Will you transcribe all the entries word for word, skipping the pictures they hold?
[Start of EXERCISE DATA]
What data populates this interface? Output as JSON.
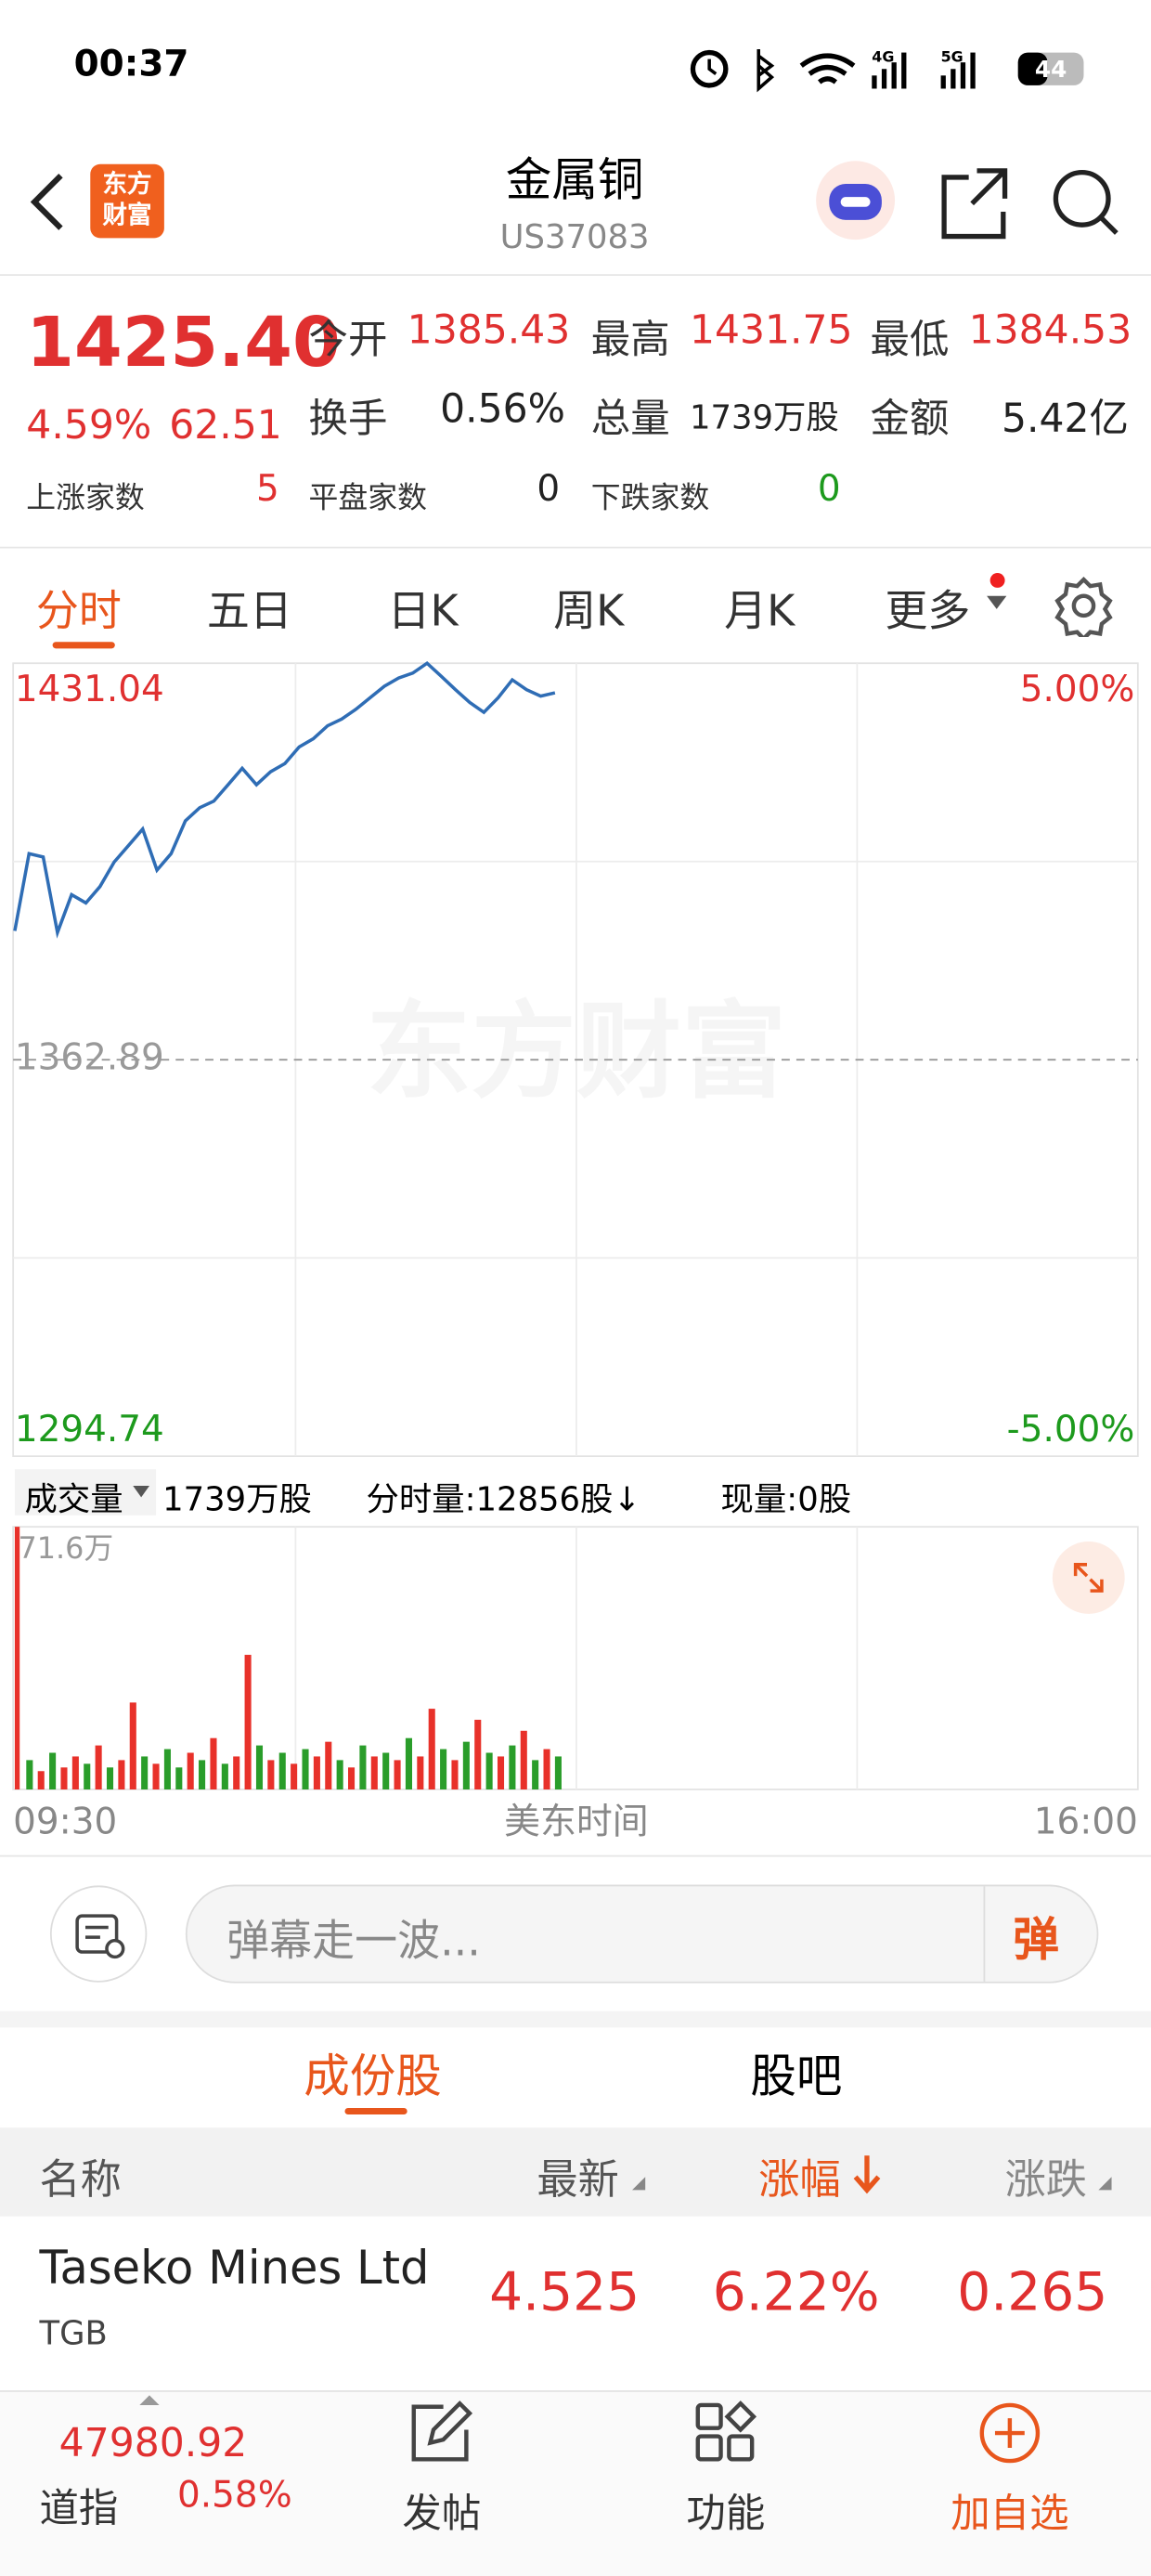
{
  "status_bar": {
    "time": "00:37",
    "battery": "44",
    "signal_labels": [
      "4G",
      "5G"
    ]
  },
  "header": {
    "logo": [
      "东方",
      "财富"
    ],
    "title": "金属铜",
    "code": "US37083"
  },
  "quote": {
    "price": "1425.40",
    "change_pct": "4.59%",
    "change": "62.51",
    "stats": [
      {
        "label": "今开",
        "value": "1385.43"
      },
      {
        "label": "最高",
        "value": "1431.75"
      },
      {
        "label": "最低",
        "value": "1384.53"
      },
      {
        "label": "换手",
        "value": "0.56%"
      },
      {
        "label": "总量",
        "value": "1739万股"
      },
      {
        "label": "金额",
        "value": "5.42亿"
      }
    ],
    "breadth": [
      {
        "label": "上涨家数",
        "value": "5"
      },
      {
        "label": "平盘家数",
        "value": "0"
      },
      {
        "label": "下跌家数",
        "value": "0"
      }
    ]
  },
  "tabs": [
    "分时",
    "五日",
    "日K",
    "周K",
    "月K",
    "更多"
  ],
  "chart_data": [
    {
      "type": "line",
      "color": "#2f6db5",
      "watermark": "东方财富",
      "values": [
        1385.04,
        1398.3,
        1397.74,
        1384.76,
        1391.25,
        1389.84,
        1392.66,
        1396.89,
        1399.72,
        1402.54,
        1395.48,
        1398.3,
        1403.95,
        1406.2,
        1407.33,
        1410.16,
        1412.98,
        1410.16,
        1412.4,
        1413.8,
        1416.65,
        1418.06,
        1420.3,
        1421.45,
        1423.14,
        1425.1,
        1427.1,
        1428.5,
        1429.35,
        1431.04,
        1428.8,
        1426.5,
        1424.3,
        1422.6,
        1425.1,
        1428.2,
        1426.5,
        1425.4,
        1425.96
      ],
      "ylim": [
        1294.74,
        1431.04
      ],
      "yticks": [
        1294.74,
        1362.89,
        1431.04
      ],
      "y2lim": [
        -5,
        5
      ],
      "y2ticks": [
        {
          "value": -5,
          "label": "-5.00%"
        },
        {
          "value": 5,
          "label": "5.00%"
        }
      ],
      "x_labels": [
        "09:30",
        "16:00"
      ],
      "x_title": "美东时间"
    },
    {
      "type": "bar",
      "title": "成交量",
      "total": "1739万股",
      "period_volume": "分时量:12856股↓",
      "current_volume": "现量:0股",
      "values": [
        71.6,
        8,
        5,
        10,
        6,
        9,
        7,
        12,
        6,
        8,
        23.7,
        9,
        7,
        11,
        6,
        10,
        8,
        14,
        7,
        9,
        36.7,
        12,
        8,
        10,
        7,
        11,
        9,
        13,
        8,
        6,
        12,
        9,
        10,
        8,
        14,
        9,
        22,
        11,
        8,
        13,
        19,
        10,
        9,
        12,
        16,
        8,
        11,
        9
      ],
      "colors": [
        "#e8312a",
        "#2a9d2a",
        "#e8312a",
        "#2a9d2a",
        "#e8312a",
        "#e8312a",
        "#2a9d2a",
        "#e8312a",
        "#2a9d2a",
        "#e8312a",
        "#e8312a",
        "#2a9d2a",
        "#e8312a",
        "#2a9d2a",
        "#2a9d2a",
        "#e8312a",
        "#2a9d2a",
        "#e8312a",
        "#2a9d2a",
        "#e8312a",
        "#e8312a",
        "#2a9d2a",
        "#e8312a",
        "#2a9d2a",
        "#e8312a",
        "#2a9d2a",
        "#e8312a",
        "#e8312a",
        "#2a9d2a",
        "#e8312a",
        "#2a9d2a",
        "#e8312a",
        "#2a9d2a",
        "#e8312a",
        "#2a9d2a",
        "#e8312a",
        "#e8312a",
        "#2a9d2a",
        "#e8312a",
        "#2a9d2a",
        "#e8312a",
        "#2a9d2a",
        "#e8312a",
        "#2a9d2a",
        "#e8312a",
        "#2a9d2a",
        "#e8312a",
        "#2a9d2a"
      ],
      "ylim": [
        0,
        71.6
      ],
      "yticks": [
        {
          "value": 71.6,
          "label": "71.6万"
        }
      ]
    }
  ],
  "danmu": {
    "placeholder": "弹幕走一波...",
    "button": "弹"
  },
  "section_tabs": [
    "成份股",
    "股吧"
  ],
  "table": {
    "columns": [
      "名称",
      "最新",
      "涨幅",
      "涨跌"
    ],
    "rows": [
      [
        "Taseko Mines Ltd",
        "TGB",
        "4.525",
        "6.22%",
        "0.265"
      ]
    ]
  },
  "bottom_bar": {
    "index_value": "47980.92",
    "index_name": "道指",
    "index_pct": "0.58%",
    "nav": [
      "发帖",
      "功能",
      "加自选"
    ]
  }
}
[End of EXERCISE DATA]
# EXERCISE SOLUTION
What data populates this interface? Output as JSON.
{
  "status_bar": {
    "time": "00:37",
    "battery": "44",
    "signal_labels": [
      "4G",
      "5G"
    ]
  },
  "header": {
    "logo": [
      "东方",
      "财富"
    ],
    "title": "金属铜",
    "code": "US37083"
  },
  "quote": {
    "price": "1425.40",
    "change_pct": "4.59%",
    "change": "62.51",
    "stats": [
      {
        "label": "今开",
        "value": "1385.43"
      },
      {
        "label": "最高",
        "value": "1431.75"
      },
      {
        "label": "最低",
        "value": "1384.53"
      },
      {
        "label": "换手",
        "value": "0.56%"
      },
      {
        "label": "总量",
        "value": "1739万股"
      },
      {
        "label": "金额",
        "value": "5.42亿"
      }
    ],
    "breadth": [
      {
        "label": "上涨家数",
        "value": "5"
      },
      {
        "label": "平盘家数",
        "value": "0"
      },
      {
        "label": "下跌家数",
        "value": "0"
      }
    ]
  },
  "tabs": [
    "分时",
    "五日",
    "日K",
    "周K",
    "月K",
    "更多"
  ],
  "chart_data": [
    {
      "type": "line",
      "color": "#2f6db5",
      "watermark": "东方财富",
      "values": [
        1385.04,
        1398.3,
        1397.74,
        1384.76,
        1391.25,
        1389.84,
        1392.66,
        1396.89,
        1399.72,
        1402.54,
        1395.48,
        1398.3,
        1403.95,
        1406.2,
        1407.33,
        1410.16,
        1412.98,
        1410.16,
        1412.4,
        1413.8,
        1416.65,
        1418.06,
        1420.3,
        1421.45,
        1423.14,
        1425.1,
        1427.1,
        1428.5,
        1429.35,
        1431.04,
        1428.8,
        1426.5,
        1424.3,
        1422.6,
        1425.1,
        1428.2,
        1426.5,
        1425.4,
        1425.96
      ],
      "ylim": [
        1294.74,
        1431.04
      ],
      "yticks": [
        1294.74,
        1362.89,
        1431.04
      ],
      "y2lim": [
        -5,
        5
      ],
      "y2ticks": [
        {
          "value": -5,
          "label": "-5.00%"
        },
        {
          "value": 5,
          "label": "5.00%"
        }
      ],
      "x_labels": [
        "09:30",
        "16:00"
      ],
      "x_title": "美东时间"
    },
    {
      "type": "bar",
      "title": "成交量",
      "total": "1739万股",
      "period_volume": "分时量:12856股↓",
      "current_volume": "现量:0股",
      "values": [
        71.6,
        8,
        5,
        10,
        6,
        9,
        7,
        12,
        6,
        8,
        23.7,
        9,
        7,
        11,
        6,
        10,
        8,
        14,
        7,
        9,
        36.7,
        12,
        8,
        10,
        7,
        11,
        9,
        13,
        8,
        6,
        12,
        9,
        10,
        8,
        14,
        9,
        22,
        11,
        8,
        13,
        19,
        10,
        9,
        12,
        16,
        8,
        11,
        9
      ],
      "colors": [
        "#e8312a",
        "#2a9d2a",
        "#e8312a",
        "#2a9d2a",
        "#e8312a",
        "#e8312a",
        "#2a9d2a",
        "#e8312a",
        "#2a9d2a",
        "#e8312a",
        "#e8312a",
        "#2a9d2a",
        "#e8312a",
        "#2a9d2a",
        "#2a9d2a",
        "#e8312a",
        "#2a9d2a",
        "#e8312a",
        "#2a9d2a",
        "#e8312a",
        "#e8312a",
        "#2a9d2a",
        "#e8312a",
        "#2a9d2a",
        "#e8312a",
        "#2a9d2a",
        "#e8312a",
        "#e8312a",
        "#2a9d2a",
        "#e8312a",
        "#2a9d2a",
        "#e8312a",
        "#2a9d2a",
        "#e8312a",
        "#2a9d2a",
        "#e8312a",
        "#e8312a",
        "#2a9d2a",
        "#e8312a",
        "#2a9d2a",
        "#e8312a",
        "#2a9d2a",
        "#e8312a",
        "#2a9d2a",
        "#e8312a",
        "#2a9d2a",
        "#e8312a",
        "#2a9d2a"
      ],
      "ylim": [
        0,
        71.6
      ],
      "yticks": [
        {
          "value": 71.6,
          "label": "71.6万"
        }
      ]
    }
  ],
  "danmu": {
    "placeholder": "弹幕走一波...",
    "button": "弹"
  },
  "section_tabs": [
    "成份股",
    "股吧"
  ],
  "table": {
    "columns": [
      "名称",
      "最新",
      "涨幅",
      "涨跌"
    ],
    "rows": [
      [
        "Taseko Mines Ltd",
        "TGB",
        "4.525",
        "6.22%",
        "0.265"
      ]
    ]
  },
  "bottom_bar": {
    "index_value": "47980.92",
    "index_name": "道指",
    "index_pct": "0.58%",
    "nav": [
      "发帖",
      "功能",
      "加自选"
    ]
  }
}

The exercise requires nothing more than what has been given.